Stated exercise
Print the part of the records that opens with the line containing "node dot K2" and closes with the line containing "svg-text:1: 1 <box>115 311 124 328</box>", copying each line exactly and including both of those lines.

Given data
-- BEGIN --

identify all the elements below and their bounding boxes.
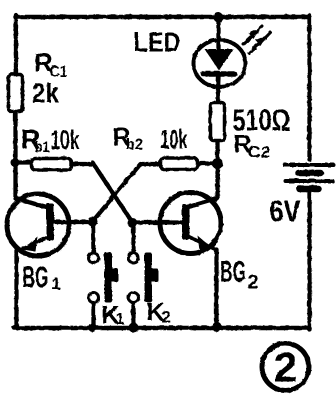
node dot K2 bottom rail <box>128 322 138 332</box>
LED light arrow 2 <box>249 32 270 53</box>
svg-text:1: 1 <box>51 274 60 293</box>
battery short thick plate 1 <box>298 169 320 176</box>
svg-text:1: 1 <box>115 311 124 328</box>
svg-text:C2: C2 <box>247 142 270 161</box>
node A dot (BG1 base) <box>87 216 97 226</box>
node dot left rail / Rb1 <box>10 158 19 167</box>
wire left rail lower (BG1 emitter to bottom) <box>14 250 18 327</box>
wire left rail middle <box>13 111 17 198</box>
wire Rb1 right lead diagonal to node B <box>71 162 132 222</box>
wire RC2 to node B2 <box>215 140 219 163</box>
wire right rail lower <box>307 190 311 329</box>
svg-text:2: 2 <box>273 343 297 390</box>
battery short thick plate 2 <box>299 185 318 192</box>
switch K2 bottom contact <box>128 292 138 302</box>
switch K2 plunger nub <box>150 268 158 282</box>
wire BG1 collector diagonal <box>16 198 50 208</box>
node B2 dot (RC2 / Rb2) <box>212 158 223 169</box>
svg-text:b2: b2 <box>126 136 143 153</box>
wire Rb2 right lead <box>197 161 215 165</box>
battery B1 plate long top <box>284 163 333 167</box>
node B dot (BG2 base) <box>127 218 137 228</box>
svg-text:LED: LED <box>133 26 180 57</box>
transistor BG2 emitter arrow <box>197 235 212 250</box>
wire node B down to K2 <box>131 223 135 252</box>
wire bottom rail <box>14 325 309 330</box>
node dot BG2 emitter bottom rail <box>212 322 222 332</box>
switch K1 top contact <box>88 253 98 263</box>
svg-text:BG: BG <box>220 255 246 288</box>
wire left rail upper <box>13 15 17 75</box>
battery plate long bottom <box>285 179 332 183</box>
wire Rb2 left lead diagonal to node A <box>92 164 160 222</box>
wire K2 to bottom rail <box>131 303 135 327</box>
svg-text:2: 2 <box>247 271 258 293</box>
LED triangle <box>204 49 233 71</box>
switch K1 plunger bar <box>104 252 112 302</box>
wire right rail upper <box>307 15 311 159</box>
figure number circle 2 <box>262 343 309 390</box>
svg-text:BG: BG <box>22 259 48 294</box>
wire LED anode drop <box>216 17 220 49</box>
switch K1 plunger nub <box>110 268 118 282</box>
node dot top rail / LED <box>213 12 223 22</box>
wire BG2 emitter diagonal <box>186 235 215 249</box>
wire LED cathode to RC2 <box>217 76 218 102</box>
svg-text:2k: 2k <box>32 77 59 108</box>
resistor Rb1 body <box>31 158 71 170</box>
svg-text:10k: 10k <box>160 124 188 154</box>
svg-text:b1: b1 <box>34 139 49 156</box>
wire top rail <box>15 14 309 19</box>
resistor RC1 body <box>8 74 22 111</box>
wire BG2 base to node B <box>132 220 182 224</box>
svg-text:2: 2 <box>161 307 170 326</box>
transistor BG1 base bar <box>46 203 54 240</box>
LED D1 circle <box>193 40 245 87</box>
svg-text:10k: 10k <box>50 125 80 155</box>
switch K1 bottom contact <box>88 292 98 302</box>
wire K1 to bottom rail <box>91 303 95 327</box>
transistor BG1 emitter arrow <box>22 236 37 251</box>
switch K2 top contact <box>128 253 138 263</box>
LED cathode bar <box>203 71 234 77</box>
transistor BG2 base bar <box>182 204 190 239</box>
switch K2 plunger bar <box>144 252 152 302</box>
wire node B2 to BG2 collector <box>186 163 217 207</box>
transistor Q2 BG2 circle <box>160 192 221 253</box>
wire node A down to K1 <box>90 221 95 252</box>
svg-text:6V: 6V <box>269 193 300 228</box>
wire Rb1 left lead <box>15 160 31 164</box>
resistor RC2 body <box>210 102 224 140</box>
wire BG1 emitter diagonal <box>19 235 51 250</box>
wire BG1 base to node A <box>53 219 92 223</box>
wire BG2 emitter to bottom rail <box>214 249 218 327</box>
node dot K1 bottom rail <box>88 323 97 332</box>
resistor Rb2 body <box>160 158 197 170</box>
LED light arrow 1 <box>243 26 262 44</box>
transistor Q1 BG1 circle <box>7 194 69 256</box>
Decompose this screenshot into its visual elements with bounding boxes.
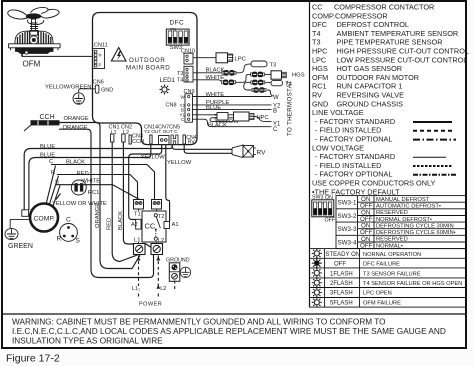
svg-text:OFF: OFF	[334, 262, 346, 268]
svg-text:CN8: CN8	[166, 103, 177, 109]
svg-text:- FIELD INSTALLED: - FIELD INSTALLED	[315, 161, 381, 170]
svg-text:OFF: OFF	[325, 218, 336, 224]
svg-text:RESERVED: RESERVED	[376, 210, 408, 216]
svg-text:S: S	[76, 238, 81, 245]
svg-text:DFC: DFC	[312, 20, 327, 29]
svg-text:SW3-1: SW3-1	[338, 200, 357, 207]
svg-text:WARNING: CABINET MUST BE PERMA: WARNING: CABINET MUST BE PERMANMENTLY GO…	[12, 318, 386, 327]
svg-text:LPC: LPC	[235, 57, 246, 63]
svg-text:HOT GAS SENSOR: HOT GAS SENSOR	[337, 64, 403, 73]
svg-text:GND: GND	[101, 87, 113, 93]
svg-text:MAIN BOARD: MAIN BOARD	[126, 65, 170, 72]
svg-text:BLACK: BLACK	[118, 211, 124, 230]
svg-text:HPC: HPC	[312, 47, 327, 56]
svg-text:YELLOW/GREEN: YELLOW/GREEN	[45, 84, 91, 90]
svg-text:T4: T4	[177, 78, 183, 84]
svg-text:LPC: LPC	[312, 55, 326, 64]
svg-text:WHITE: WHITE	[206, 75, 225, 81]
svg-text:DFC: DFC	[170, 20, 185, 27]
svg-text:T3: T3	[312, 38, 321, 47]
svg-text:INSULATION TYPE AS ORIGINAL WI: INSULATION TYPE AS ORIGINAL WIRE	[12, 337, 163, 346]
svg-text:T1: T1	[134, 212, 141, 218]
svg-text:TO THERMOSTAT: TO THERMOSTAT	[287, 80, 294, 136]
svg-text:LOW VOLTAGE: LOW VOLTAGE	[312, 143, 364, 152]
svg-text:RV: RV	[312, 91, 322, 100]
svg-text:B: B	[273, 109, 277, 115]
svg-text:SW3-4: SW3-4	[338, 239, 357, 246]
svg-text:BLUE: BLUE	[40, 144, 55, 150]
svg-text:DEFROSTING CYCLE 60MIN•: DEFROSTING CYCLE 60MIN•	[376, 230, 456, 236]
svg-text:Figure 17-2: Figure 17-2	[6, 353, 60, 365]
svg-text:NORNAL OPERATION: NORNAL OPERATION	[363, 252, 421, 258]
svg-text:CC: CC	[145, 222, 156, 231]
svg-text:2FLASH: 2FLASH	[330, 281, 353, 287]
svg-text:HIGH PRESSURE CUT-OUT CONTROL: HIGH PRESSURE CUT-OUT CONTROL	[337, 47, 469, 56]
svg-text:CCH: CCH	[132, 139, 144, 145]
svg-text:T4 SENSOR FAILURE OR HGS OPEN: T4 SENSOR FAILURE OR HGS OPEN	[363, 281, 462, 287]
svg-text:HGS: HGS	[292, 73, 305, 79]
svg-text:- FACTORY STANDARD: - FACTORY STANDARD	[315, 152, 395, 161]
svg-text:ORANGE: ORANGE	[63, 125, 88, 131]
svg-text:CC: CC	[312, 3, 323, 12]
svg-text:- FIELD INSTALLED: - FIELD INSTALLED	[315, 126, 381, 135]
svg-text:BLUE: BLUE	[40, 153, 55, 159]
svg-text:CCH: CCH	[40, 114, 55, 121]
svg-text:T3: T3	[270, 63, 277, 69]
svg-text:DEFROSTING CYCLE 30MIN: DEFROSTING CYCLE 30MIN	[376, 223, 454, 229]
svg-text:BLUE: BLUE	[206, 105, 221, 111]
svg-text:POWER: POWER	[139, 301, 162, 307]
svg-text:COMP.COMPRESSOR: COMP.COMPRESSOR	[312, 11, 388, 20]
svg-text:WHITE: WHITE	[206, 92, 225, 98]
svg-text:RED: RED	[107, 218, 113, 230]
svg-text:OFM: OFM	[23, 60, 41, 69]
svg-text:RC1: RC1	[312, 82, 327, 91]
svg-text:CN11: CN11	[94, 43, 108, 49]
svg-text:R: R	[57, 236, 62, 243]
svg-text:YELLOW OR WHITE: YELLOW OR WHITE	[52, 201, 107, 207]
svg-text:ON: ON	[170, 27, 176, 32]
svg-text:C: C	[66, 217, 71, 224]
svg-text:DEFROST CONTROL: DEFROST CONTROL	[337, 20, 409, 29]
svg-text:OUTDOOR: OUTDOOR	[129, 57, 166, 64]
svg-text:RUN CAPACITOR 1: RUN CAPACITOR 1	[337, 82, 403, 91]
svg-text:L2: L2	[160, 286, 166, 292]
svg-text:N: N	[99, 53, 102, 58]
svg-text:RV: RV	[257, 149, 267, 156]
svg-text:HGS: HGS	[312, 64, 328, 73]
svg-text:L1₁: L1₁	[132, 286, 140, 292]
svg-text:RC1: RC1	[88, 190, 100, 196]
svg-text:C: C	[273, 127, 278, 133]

-- END --

Finished answer
node dot K2 bottom rail <box>128 322 138 332</box>
LED light arrow 2 <box>249 32 270 53</box>
svg-text:1: 1 <box>51 274 60 293</box>
battery short thick plate 1 <box>298 169 320 176</box>
svg-text:1: 1 <box>115 311 124 328</box>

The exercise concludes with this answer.